[REQUIREMENT]
The records below must be duplicated exactly, character for character.

[EXERCISE MATERIALS]
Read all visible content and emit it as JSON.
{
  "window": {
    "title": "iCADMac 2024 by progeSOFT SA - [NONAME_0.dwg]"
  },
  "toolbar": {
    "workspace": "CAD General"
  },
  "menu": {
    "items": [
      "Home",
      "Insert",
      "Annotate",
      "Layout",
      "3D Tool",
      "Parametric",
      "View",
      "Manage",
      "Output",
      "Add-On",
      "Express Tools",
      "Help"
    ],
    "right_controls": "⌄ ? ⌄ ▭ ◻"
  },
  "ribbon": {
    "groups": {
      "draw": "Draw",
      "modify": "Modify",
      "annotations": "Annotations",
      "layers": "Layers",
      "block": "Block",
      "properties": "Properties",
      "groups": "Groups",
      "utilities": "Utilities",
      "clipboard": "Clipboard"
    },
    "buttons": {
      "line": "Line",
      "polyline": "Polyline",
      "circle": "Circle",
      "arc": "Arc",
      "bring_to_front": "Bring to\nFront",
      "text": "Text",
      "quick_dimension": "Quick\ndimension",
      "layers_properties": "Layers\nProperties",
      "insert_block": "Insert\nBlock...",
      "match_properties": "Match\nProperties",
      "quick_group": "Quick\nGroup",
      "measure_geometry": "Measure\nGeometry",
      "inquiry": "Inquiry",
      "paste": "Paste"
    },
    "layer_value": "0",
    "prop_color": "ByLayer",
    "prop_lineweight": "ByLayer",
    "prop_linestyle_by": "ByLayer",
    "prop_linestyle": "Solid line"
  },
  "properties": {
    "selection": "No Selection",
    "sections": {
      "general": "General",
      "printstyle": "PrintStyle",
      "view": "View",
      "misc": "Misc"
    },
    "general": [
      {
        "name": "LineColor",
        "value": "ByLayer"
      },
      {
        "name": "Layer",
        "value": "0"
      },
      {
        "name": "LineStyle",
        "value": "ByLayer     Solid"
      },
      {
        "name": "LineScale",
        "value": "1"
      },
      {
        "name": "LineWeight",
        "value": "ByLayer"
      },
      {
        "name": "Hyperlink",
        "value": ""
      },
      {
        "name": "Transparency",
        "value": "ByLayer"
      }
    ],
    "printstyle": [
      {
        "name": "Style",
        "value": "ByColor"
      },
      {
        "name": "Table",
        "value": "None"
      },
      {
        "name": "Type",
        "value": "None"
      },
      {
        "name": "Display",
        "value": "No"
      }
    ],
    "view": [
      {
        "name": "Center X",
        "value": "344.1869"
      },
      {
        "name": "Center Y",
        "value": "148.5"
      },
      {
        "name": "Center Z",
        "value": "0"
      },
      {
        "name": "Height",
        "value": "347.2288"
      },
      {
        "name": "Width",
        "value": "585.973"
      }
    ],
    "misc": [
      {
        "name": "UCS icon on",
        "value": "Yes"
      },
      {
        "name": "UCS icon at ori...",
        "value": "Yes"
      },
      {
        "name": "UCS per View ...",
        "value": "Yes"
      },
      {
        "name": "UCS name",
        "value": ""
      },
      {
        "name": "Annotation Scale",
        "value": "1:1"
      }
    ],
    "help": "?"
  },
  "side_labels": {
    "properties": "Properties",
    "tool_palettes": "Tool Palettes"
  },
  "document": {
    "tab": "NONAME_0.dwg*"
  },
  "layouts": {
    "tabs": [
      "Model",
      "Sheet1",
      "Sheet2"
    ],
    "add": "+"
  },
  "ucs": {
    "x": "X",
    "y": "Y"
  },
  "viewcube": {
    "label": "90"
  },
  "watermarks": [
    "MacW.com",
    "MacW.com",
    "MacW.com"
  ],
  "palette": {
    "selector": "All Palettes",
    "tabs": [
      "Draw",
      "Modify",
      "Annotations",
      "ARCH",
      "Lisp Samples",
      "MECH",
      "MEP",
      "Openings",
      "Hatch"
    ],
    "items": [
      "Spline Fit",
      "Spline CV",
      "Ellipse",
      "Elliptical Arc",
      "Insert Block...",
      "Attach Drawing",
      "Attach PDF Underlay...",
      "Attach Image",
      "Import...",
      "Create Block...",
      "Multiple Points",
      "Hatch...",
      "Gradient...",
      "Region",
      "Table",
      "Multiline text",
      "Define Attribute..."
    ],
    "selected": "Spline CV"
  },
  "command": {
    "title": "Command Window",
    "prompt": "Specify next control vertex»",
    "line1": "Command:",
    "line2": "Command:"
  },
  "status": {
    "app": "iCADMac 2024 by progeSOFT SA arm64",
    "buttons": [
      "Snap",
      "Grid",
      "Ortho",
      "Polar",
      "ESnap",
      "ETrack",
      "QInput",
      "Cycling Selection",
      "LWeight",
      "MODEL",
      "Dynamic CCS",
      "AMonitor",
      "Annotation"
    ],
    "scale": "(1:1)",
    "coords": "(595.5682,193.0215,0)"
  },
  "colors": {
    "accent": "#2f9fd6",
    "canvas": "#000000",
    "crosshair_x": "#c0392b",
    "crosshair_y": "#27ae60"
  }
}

[ANSWER TO THE TASK]
Read all visible content and emit it as JSON.
{
  "window": {
    "title": "iCADMac 2024 by progeSOFT SA - [NONAME_0.dwg]"
  },
  "toolbar": {
    "workspace": "CAD General"
  },
  "menu": {
    "items": [
      "Home",
      "Insert",
      "Annotate",
      "Layout",
      "3D Tool",
      "Parametric",
      "View",
      "Manage",
      "Output",
      "Add-On",
      "Express Tools",
      "Help"
    ],
    "right_controls": "⌄ ? ⌄ ▭ ◻"
  },
  "ribbon": {
    "groups": {
      "draw": "Draw",
      "modify": "Modify",
      "annotations": "Annotations",
      "layers": "Layers",
      "block": "Block",
      "properties": "Properties",
      "groups": "Groups",
      "utilities": "Utilities",
      "clipboard": "Clipboard"
    },
    "buttons": {
      "line": "Line",
      "polyline": "Polyline",
      "circle": "Circle",
      "arc": "Arc",
      "bring_to_front": "Bring to\nFront",
      "text": "Text",
      "quick_dimension": "Quick\ndimension",
      "layers_properties": "Layers\nProperties",
      "insert_block": "Insert\nBlock...",
      "match_properties": "Match\nProperties",
      "quick_group": "Quick\nGroup",
      "measure_geometry": "Measure\nGeometry",
      "inquiry": "Inquiry",
      "paste": "Paste"
    },
    "layer_value": "0",
    "prop_color": "ByLayer",
    "prop_lineweight": "ByLayer",
    "prop_linestyle_by": "ByLayer",
    "prop_linestyle": "Solid line"
  },
  "properties": {
    "selection": "No Selection",
    "sections": {
      "general": "General",
      "printstyle": "PrintStyle",
      "view": "View",
      "misc": "Misc"
    },
    "general": [
      {
        "name": "LineColor",
        "value": "ByLayer"
      },
      {
        "name": "Layer",
        "value": "0"
      },
      {
        "name": "LineStyle",
        "value": "ByLayer     Solid"
      },
      {
        "name": "LineScale",
        "value": "1"
      },
      {
        "name": "LineWeight",
        "value": "ByLayer"
      },
      {
        "name": "Hyperlink",
        "value": ""
      },
      {
        "name": "Transparency",
        "value": "ByLayer"
      }
    ],
    "printstyle": [
      {
        "name": "Style",
        "value": "ByColor"
      },
      {
        "name": "Table",
        "value": "None"
      },
      {
        "name": "Type",
        "value": "None"
      },
      {
        "name": "Display",
        "value": "No"
      }
    ],
    "view": [
      {
        "name": "Center X",
        "value": "344.1869"
      },
      {
        "name": "Center Y",
        "value": "148.5"
      },
      {
        "name": "Center Z",
        "value": "0"
      },
      {
        "name": "Height",
        "value": "347.2288"
      },
      {
        "name": "Width",
        "value": "585.973"
      }
    ],
    "misc": [
      {
        "name": "UCS icon on",
        "value": "Yes"
      },
      {
        "name": "UCS icon at ori...",
        "value": "Yes"
      },
      {
        "name": "UCS per View ...",
        "value": "Yes"
      },
      {
        "name": "UCS name",
        "value": ""
      },
      {
        "name": "Annotation Scale",
        "value": "1:1"
      }
    ],
    "help": "?"
  },
  "side_labels": {
    "properties": "Properties",
    "tool_palettes": "Tool Palettes"
  },
  "document": {
    "tab": "NONAME_0.dwg*"
  },
  "layouts": {
    "tabs": [
      "Model",
      "Sheet1",
      "Sheet2"
    ],
    "add": "+"
  },
  "ucs": {
    "x": "X",
    "y": "Y"
  },
  "viewcube": {
    "label": "90"
  },
  "watermarks": [
    "MacW.com",
    "MacW.com",
    "MacW.com"
  ],
  "palette": {
    "selector": "All Palettes",
    "tabs": [
      "Draw",
      "Modify",
      "Annotations",
      "ARCH",
      "Lisp Samples",
      "MECH",
      "MEP",
      "Openings",
      "Hatch"
    ],
    "items": [
      "Spline Fit",
      "Spline CV",
      "Ellipse",
      "Elliptical Arc",
      "Insert Block...",
      "Attach Drawing",
      "Attach PDF Underlay...",
      "Attach Image",
      "Import...",
      "Create Block...",
      "Multiple Points",
      "Hatch...",
      "Gradient...",
      "Region",
      "Table",
      "Multiline text",
      "Define Attribute..."
    ],
    "selected": "Spline CV"
  },
  "command": {
    "title": "Command Window",
    "prompt": "Specify next control vertex»",
    "line1": "Command:",
    "line2": "Command:"
  },
  "status": {
    "app": "iCADMac 2024 by progeSOFT SA arm64",
    "buttons": [
      "Snap",
      "Grid",
      "Ortho",
      "Polar",
      "ESnap",
      "ETrack",
      "QInput",
      "Cycling Selection",
      "LWeight",
      "MODEL",
      "Dynamic CCS",
      "AMonitor",
      "Annotation"
    ],
    "scale": "(1:1)",
    "coords": "(595.5682,193.0215,0)"
  },
  "colors": {
    "accent": "#2f9fd6",
    "canvas": "#000000",
    "crosshair_x": "#c0392b",
    "crosshair_y": "#27ae60"
  }
}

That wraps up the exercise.